Show every line in the entries below where the word "zich" appears.

▸ **Supplied data**:
****************

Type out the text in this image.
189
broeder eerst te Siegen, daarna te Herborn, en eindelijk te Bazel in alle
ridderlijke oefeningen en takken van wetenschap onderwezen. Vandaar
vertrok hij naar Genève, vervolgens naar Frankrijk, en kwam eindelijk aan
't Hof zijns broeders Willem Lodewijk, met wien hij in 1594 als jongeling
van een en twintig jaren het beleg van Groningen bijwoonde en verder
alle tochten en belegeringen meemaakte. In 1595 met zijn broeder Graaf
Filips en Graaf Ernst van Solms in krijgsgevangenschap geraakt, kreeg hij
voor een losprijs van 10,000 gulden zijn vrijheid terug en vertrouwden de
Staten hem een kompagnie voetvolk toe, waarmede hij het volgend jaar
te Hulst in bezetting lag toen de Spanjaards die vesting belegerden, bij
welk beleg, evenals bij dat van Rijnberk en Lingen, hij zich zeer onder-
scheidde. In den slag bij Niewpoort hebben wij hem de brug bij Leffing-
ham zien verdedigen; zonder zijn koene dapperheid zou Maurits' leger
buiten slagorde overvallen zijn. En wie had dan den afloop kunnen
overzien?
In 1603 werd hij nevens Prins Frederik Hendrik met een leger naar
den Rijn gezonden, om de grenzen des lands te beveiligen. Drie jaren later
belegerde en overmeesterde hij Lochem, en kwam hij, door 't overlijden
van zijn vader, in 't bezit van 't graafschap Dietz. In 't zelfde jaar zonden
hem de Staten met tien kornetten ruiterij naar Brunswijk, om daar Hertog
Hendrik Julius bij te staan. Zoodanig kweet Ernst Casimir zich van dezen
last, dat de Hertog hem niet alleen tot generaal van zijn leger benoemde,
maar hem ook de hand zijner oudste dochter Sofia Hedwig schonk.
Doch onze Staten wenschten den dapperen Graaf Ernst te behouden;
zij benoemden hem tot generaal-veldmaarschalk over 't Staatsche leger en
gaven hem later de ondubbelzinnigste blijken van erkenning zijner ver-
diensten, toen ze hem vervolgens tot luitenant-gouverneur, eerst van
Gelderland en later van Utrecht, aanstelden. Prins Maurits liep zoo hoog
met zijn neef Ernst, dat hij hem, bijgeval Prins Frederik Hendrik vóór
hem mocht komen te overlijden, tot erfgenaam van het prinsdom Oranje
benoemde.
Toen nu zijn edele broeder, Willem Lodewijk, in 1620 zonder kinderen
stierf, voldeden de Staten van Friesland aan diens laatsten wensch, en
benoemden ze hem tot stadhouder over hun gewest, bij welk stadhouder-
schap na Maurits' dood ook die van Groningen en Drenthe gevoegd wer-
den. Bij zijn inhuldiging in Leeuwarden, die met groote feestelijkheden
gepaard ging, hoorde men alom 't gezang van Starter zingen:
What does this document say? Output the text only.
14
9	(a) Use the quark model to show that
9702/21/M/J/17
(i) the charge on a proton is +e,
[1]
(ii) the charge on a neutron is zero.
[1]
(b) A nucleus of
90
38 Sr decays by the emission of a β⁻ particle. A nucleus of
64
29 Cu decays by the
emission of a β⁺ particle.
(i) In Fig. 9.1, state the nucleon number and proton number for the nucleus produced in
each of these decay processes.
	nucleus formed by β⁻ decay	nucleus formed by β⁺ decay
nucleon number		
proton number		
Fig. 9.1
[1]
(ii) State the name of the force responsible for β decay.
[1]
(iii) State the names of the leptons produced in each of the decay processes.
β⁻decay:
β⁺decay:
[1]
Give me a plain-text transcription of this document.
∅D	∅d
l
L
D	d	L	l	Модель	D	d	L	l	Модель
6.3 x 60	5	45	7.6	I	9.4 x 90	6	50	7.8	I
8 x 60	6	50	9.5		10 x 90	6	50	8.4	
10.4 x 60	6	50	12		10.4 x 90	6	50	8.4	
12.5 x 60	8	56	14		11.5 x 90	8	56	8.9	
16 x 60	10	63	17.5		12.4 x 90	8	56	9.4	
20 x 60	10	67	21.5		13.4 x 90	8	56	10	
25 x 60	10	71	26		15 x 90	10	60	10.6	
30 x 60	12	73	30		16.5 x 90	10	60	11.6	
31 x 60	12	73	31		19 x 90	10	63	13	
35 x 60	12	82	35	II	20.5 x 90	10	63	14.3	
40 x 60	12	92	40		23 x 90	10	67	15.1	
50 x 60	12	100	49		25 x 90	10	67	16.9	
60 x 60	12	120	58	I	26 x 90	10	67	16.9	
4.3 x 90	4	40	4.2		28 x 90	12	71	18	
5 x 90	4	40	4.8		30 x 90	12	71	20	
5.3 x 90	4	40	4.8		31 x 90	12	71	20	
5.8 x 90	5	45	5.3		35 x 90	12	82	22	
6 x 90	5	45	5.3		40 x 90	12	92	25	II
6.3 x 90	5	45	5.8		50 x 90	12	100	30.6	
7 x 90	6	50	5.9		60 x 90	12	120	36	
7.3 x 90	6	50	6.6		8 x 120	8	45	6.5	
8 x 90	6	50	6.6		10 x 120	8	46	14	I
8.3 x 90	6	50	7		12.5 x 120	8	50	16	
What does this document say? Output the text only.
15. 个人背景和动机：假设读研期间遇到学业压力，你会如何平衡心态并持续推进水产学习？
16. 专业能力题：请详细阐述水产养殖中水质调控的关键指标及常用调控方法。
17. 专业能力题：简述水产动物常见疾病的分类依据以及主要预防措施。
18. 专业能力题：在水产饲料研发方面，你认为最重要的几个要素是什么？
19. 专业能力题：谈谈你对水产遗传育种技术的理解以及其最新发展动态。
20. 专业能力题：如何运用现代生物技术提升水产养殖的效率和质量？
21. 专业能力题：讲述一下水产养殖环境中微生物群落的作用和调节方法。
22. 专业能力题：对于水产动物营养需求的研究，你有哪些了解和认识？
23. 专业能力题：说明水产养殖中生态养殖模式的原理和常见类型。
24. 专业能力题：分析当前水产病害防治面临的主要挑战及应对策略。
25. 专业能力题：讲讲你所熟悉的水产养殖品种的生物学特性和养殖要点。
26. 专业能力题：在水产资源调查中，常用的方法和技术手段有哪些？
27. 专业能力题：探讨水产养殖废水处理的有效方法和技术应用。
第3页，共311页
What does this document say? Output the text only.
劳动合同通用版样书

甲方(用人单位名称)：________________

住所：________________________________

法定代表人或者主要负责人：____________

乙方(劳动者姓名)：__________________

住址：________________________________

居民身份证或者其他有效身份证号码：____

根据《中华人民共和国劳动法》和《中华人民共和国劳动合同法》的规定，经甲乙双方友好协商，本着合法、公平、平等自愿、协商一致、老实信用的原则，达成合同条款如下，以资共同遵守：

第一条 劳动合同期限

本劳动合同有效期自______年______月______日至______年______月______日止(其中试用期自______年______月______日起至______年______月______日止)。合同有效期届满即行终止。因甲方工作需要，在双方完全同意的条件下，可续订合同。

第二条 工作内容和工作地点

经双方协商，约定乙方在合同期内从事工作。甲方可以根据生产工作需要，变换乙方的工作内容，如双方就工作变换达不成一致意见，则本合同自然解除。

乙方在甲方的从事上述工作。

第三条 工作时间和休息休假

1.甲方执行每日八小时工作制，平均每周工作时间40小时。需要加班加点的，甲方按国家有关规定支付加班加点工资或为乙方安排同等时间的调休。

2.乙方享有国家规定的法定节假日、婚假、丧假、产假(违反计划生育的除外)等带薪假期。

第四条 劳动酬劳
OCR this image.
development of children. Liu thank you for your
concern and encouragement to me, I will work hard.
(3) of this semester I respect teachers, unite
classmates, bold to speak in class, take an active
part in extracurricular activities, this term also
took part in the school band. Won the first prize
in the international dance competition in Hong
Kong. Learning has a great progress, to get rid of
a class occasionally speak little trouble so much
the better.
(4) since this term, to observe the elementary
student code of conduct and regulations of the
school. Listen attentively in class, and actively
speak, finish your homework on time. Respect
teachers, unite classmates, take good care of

****************

▸ **Solution**:
welk beleg, evenals bij dat van Rijnberk en Lingen, hij zich zeer onder-
Hendrik Julius bij te staan. Zoodanig kweet Ernst Casimir zich van dezen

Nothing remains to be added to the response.